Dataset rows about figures
====
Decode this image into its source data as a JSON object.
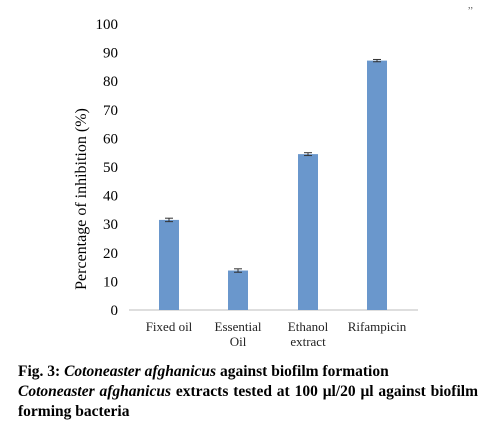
{
  "corner_mark": ",,",
  "chart_data": {
    "type": "bar",
    "categories": [
      [
        "Fixed oil"
      ],
      [
        "Essential",
        "Oil"
      ],
      [
        "Ethanol",
        "extract"
      ],
      [
        "Rifampicin"
      ]
    ],
    "values": [
      31.5,
      13.8,
      54.5,
      87.2
    ],
    "errors": [
      0.6,
      0.6,
      0.5,
      0.4
    ],
    "ylabel": "Percentage of inhibition (%)",
    "ylim": [
      0,
      100
    ],
    "yticks": [
      0,
      10,
      20,
      30,
      40,
      50,
      60,
      70,
      80,
      90,
      100
    ],
    "bar_color": "#6a97cc",
    "grid": false
  },
  "caption": {
    "fig_label": "Fig. 3:",
    "title_italic": "Cotoneaster afghanicus",
    "title_rest": "against biofilm formation",
    "line2_italic": "Cotoneaster afghanicus",
    "line2_rest": "extracts tested at 100 μl/20 μl against biofilm forming bacteria"
  }
}
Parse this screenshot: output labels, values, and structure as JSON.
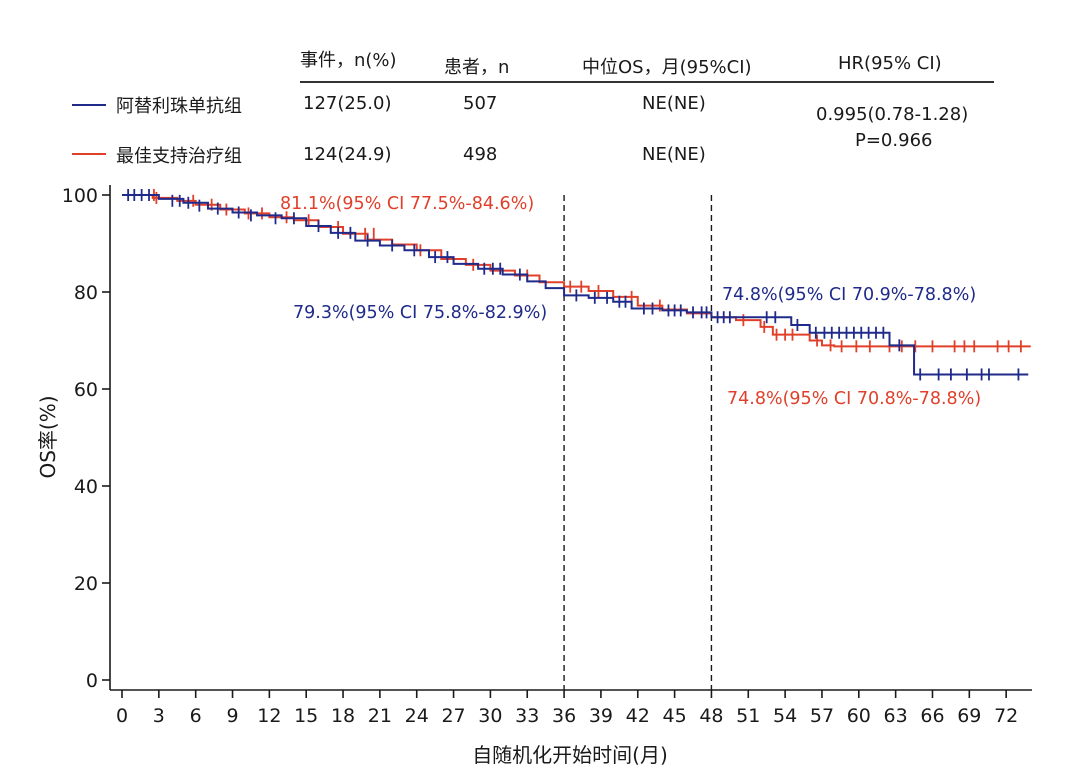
{
  "colors": {
    "blue": "#1f2a8a",
    "red": "#e0402a",
    "axis": "#1a1a1a",
    "rule": "#333333"
  },
  "table": {
    "headers": {
      "events": "事件，n(%)",
      "patients": "患者，n",
      "median_os": "中位OS，月(95%CI)",
      "hr": "HR(95% CI)"
    },
    "rows": [
      {
        "group": "阿替利珠单抗组",
        "events": "127(25.0)",
        "patients": "507",
        "median_os": "NE(NE)"
      },
      {
        "group": "最佳支持治疗组",
        "events": "124(24.9)",
        "patients": "498",
        "median_os": "NE(NE)"
      }
    ],
    "hr_value": "0.995(0.78-1.28)",
    "p_value": "P=0.966"
  },
  "chart_data": {
    "type": "line",
    "xlabel": "自随机化开始时间(月)",
    "ylabel": "OS率(%)",
    "xlim": [
      0,
      74
    ],
    "ylim": [
      0,
      100
    ],
    "xticks": [
      0,
      3,
      6,
      9,
      12,
      15,
      18,
      21,
      24,
      27,
      30,
      33,
      36,
      39,
      42,
      45,
      48,
      51,
      54,
      57,
      60,
      63,
      66,
      69,
      72
    ],
    "yticks": [
      0,
      20,
      40,
      60,
      80,
      100
    ],
    "reference_lines_x": [
      36,
      48
    ],
    "annotations": [
      {
        "text": "81.1%(95% CI 77.5%-84.6%)",
        "color": "red"
      },
      {
        "text": "79.3%(95% CI 75.8%-82.9%)",
        "color": "blue"
      },
      {
        "text": "74.8%(95% CI 70.9%-78.8%)",
        "color": "blue"
      },
      {
        "text": "74.8%(95% CI 70.8%-78.8%)",
        "color": "red"
      }
    ],
    "series": [
      {
        "name": "阿替利珠单抗组",
        "color": "blue",
        "steps": [
          [
            0,
            100
          ],
          [
            3,
            99.2
          ],
          [
            5,
            98.4
          ],
          [
            7,
            97.2
          ],
          [
            9,
            96.4
          ],
          [
            11,
            95.8
          ],
          [
            13,
            95.2
          ],
          [
            15,
            93.6
          ],
          [
            17,
            92.2
          ],
          [
            19,
            90.6
          ],
          [
            21,
            89.6
          ],
          [
            23,
            88.6
          ],
          [
            25,
            87.2
          ],
          [
            27,
            85.8
          ],
          [
            29,
            84.8
          ],
          [
            31,
            83.6
          ],
          [
            33,
            82.2
          ],
          [
            34.5,
            80.8
          ],
          [
            36,
            79.3
          ],
          [
            38,
            78.8
          ],
          [
            40,
            78.0
          ],
          [
            41.5,
            76.6
          ],
          [
            44,
            76.2
          ],
          [
            46,
            75.8
          ],
          [
            48,
            74.8
          ],
          [
            53,
            74.8
          ],
          [
            54.5,
            73.2
          ],
          [
            56,
            71.6
          ],
          [
            62.5,
            69.0
          ],
          [
            64.5,
            63.0
          ],
          [
            73.8,
            63.0
          ]
        ],
        "censors": [
          [
            0.5,
            100
          ],
          [
            1.0,
            100
          ],
          [
            1.6,
            100
          ],
          [
            2.2,
            100
          ],
          [
            4.1,
            98.8
          ],
          [
            4.7,
            98.8
          ],
          [
            5.4,
            98.4
          ],
          [
            6.3,
            97.8
          ],
          [
            7.8,
            97.2
          ],
          [
            9.5,
            96.4
          ],
          [
            10.5,
            95.8
          ],
          [
            12.5,
            95.2
          ],
          [
            14.0,
            95.2
          ],
          [
            16.0,
            93.6
          ],
          [
            17.6,
            92.2
          ],
          [
            18.6,
            92.2
          ],
          [
            20.0,
            90.6
          ],
          [
            22.0,
            89.6
          ],
          [
            23.8,
            88.6
          ],
          [
            25.5,
            87.2
          ],
          [
            26.5,
            87.2
          ],
          [
            29.5,
            84.8
          ],
          [
            30.2,
            84.8
          ],
          [
            30.8,
            84.8
          ],
          [
            32.4,
            83.6
          ],
          [
            37.0,
            79.3
          ],
          [
            38.5,
            78.8
          ],
          [
            39.5,
            78.8
          ],
          [
            40.5,
            78.0
          ],
          [
            41.0,
            78.0
          ],
          [
            42.5,
            76.6
          ],
          [
            43.2,
            76.6
          ],
          [
            44.5,
            76.2
          ],
          [
            45.0,
            76.2
          ],
          [
            45.5,
            76.2
          ],
          [
            46.5,
            75.8
          ],
          [
            47.2,
            75.8
          ],
          [
            47.6,
            75.8
          ],
          [
            48.5,
            74.8
          ],
          [
            49.0,
            74.8
          ],
          [
            49.5,
            74.8
          ],
          [
            52.5,
            74.8
          ],
          [
            53.2,
            74.8
          ],
          [
            55.0,
            73.2
          ],
          [
            56.5,
            71.6
          ],
          [
            57.2,
            71.6
          ],
          [
            57.8,
            71.6
          ],
          [
            58.4,
            71.6
          ],
          [
            59.0,
            71.6
          ],
          [
            59.6,
            71.6
          ],
          [
            60.2,
            71.6
          ],
          [
            60.8,
            71.6
          ],
          [
            61.4,
            71.6
          ],
          [
            62.0,
            71.6
          ],
          [
            63.3,
            69.0
          ],
          [
            65.0,
            63.0
          ],
          [
            66.5,
            63.0
          ],
          [
            67.5,
            63.0
          ],
          [
            68.8,
            63.0
          ],
          [
            70.0,
            63.0
          ],
          [
            70.6,
            63.0
          ],
          [
            73.0,
            63.0
          ]
        ]
      },
      {
        "name": "最佳支持治疗组",
        "color": "red",
        "steps": [
          [
            0,
            100
          ],
          [
            2.5,
            99.4
          ],
          [
            4.5,
            98.8
          ],
          [
            6,
            98.0
          ],
          [
            8,
            97.0
          ],
          [
            10,
            96.2
          ],
          [
            12,
            95.4
          ],
          [
            14,
            94.8
          ],
          [
            16,
            93.4
          ],
          [
            18,
            92.0
          ],
          [
            20,
            90.8
          ],
          [
            22,
            89.8
          ],
          [
            24,
            88.6
          ],
          [
            26,
            86.8
          ],
          [
            28,
            85.6
          ],
          [
            30,
            84.4
          ],
          [
            32,
            83.4
          ],
          [
            34,
            82.0
          ],
          [
            36,
            81.1
          ],
          [
            38,
            80.2
          ],
          [
            40,
            79.0
          ],
          [
            42,
            77.2
          ],
          [
            44,
            76.4
          ],
          [
            46,
            75.6
          ],
          [
            48,
            74.8
          ],
          [
            50,
            74.2
          ],
          [
            52,
            72.8
          ],
          [
            53,
            71.2
          ],
          [
            56,
            70.0
          ],
          [
            57,
            69.0
          ],
          [
            58,
            68.8
          ],
          [
            74.0,
            68.8
          ]
        ],
        "censors": [
          [
            2.6,
            100
          ],
          [
            2.8,
            99.4
          ],
          [
            5.8,
            98.8
          ],
          [
            7.3,
            98.0
          ],
          [
            8.5,
            97.0
          ],
          [
            10.3,
            96.2
          ],
          [
            11.4,
            96.2
          ],
          [
            13.4,
            95.4
          ],
          [
            15.2,
            94.8
          ],
          [
            17.6,
            93.4
          ],
          [
            19.8,
            92.0
          ],
          [
            20.5,
            92.0
          ],
          [
            24.3,
            88.6
          ],
          [
            28.6,
            85.6
          ],
          [
            33.0,
            83.4
          ],
          [
            36.5,
            81.1
          ],
          [
            37.4,
            81.1
          ],
          [
            38.8,
            80.2
          ],
          [
            41.5,
            79.0
          ],
          [
            43.8,
            77.2
          ],
          [
            50.6,
            74.2
          ],
          [
            52.3,
            72.8
          ],
          [
            53.3,
            71.2
          ],
          [
            54.0,
            71.2
          ],
          [
            54.6,
            71.2
          ],
          [
            56.6,
            70.0
          ],
          [
            57.7,
            69.0
          ],
          [
            58.6,
            68.8
          ],
          [
            59.8,
            68.8
          ],
          [
            60.9,
            68.8
          ],
          [
            62.5,
            68.8
          ],
          [
            63.5,
            68.8
          ],
          [
            64.6,
            68.8
          ],
          [
            66.0,
            68.8
          ],
          [
            67.8,
            68.8
          ],
          [
            68.6,
            68.8
          ],
          [
            69.4,
            68.8
          ],
          [
            71.3,
            68.8
          ],
          [
            72.2,
            68.8
          ],
          [
            73.2,
            68.8
          ]
        ]
      }
    ]
  }
}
====
**Exercise brief:** Among the records above, find the lines that contain "patients" and copy every one.

**Task solution:**
      "patients": "患者，n",
        "patients": "507",
        "patients": "498",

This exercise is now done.